● What is being asked: Exact copies are required of the lines from the line containing "Transcribe this image's" through the final line of the listing, both included, and of no other lines.

● Excerpted data:
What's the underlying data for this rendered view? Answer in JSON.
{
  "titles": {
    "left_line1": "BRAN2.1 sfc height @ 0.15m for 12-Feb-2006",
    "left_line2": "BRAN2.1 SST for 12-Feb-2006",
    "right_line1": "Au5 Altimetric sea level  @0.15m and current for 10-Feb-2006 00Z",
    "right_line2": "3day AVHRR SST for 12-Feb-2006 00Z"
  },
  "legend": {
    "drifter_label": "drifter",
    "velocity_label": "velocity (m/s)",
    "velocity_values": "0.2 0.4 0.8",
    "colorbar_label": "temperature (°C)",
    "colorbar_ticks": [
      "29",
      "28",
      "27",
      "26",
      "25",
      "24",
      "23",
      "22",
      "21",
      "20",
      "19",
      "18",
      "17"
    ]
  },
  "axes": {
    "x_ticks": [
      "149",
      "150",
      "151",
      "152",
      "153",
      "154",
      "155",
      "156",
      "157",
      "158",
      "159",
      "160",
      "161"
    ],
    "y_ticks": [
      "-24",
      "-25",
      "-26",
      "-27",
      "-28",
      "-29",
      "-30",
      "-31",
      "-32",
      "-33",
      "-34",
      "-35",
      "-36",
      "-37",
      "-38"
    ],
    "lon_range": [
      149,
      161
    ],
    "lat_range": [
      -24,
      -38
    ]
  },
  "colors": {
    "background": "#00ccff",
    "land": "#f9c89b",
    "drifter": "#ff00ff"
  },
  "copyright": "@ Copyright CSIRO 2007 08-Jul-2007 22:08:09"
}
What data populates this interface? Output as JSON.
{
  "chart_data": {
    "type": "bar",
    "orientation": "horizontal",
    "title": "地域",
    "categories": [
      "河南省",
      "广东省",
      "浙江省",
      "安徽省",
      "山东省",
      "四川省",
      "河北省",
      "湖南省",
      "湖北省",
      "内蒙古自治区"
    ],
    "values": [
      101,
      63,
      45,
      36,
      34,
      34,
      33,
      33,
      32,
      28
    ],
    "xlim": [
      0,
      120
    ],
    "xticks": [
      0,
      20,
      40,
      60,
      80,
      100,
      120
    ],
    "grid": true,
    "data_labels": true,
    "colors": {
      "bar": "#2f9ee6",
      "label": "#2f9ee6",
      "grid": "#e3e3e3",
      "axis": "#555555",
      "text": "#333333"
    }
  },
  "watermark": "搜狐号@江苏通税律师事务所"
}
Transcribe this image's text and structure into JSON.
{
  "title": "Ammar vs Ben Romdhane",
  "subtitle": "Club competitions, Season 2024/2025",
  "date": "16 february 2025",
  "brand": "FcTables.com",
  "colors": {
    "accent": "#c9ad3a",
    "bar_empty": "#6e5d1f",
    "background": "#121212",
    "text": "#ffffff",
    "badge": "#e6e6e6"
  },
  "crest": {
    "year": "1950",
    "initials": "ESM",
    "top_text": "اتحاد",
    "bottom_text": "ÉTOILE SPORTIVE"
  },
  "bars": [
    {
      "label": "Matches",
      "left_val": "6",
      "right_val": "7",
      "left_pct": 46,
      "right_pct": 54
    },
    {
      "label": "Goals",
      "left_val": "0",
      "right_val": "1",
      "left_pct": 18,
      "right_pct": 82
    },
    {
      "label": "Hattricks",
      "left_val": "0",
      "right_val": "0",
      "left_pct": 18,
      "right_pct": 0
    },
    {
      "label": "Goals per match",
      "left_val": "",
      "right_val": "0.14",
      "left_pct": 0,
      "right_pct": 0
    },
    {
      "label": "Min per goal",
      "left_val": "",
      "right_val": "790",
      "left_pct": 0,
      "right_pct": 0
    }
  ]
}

● Completed task:
Transcribe this image's text and structure into JSON.
{
  "title": "Ammar vs Ben Romdhane",
  "subtitle": "Club competitions, Season 2024/2025",
  "date": "16 february 2025",
  "brand": "FcTables.com",
  "colors": {
    "accent": "#c9ad3a",
    "bar_empty": "#6e5d1f",
    "background": "#121212",
    "text": "#ffffff",
    "badge": "#e6e6e6"
  },
  "crest": {
    "year": "1950",
    "initials": "ESM",
    "top_text": "اتحاد",
    "bottom_text": "ÉTOILE SPORTIVE"
  },
  "bars": [
    {
      "label": "Matches",
      "left_val": "6",
      "right_val": "7",
      "left_pct": 46,
      "right_pct": 54
    },
    {
      "label": "Goals",
      "left_val": "0",
      "right_val": "1",
      "left_pct": 18,
      "right_pct": 82
    },
    {
      "label": "Hattricks",
      "left_val": "0",
      "right_val": "0",
      "left_pct": 18,
      "right_pct": 0
    },
    {
      "label": "Goals per match",
      "left_val": "",
      "right_val": "0.14",
      "left_pct": 0,
      "right_pct": 0
    },
    {
      "label": "Min per goal",
      "left_val": "",
      "right_val": "790",
      "left_pct": 0,
      "right_pct": 0
    }
  ]
}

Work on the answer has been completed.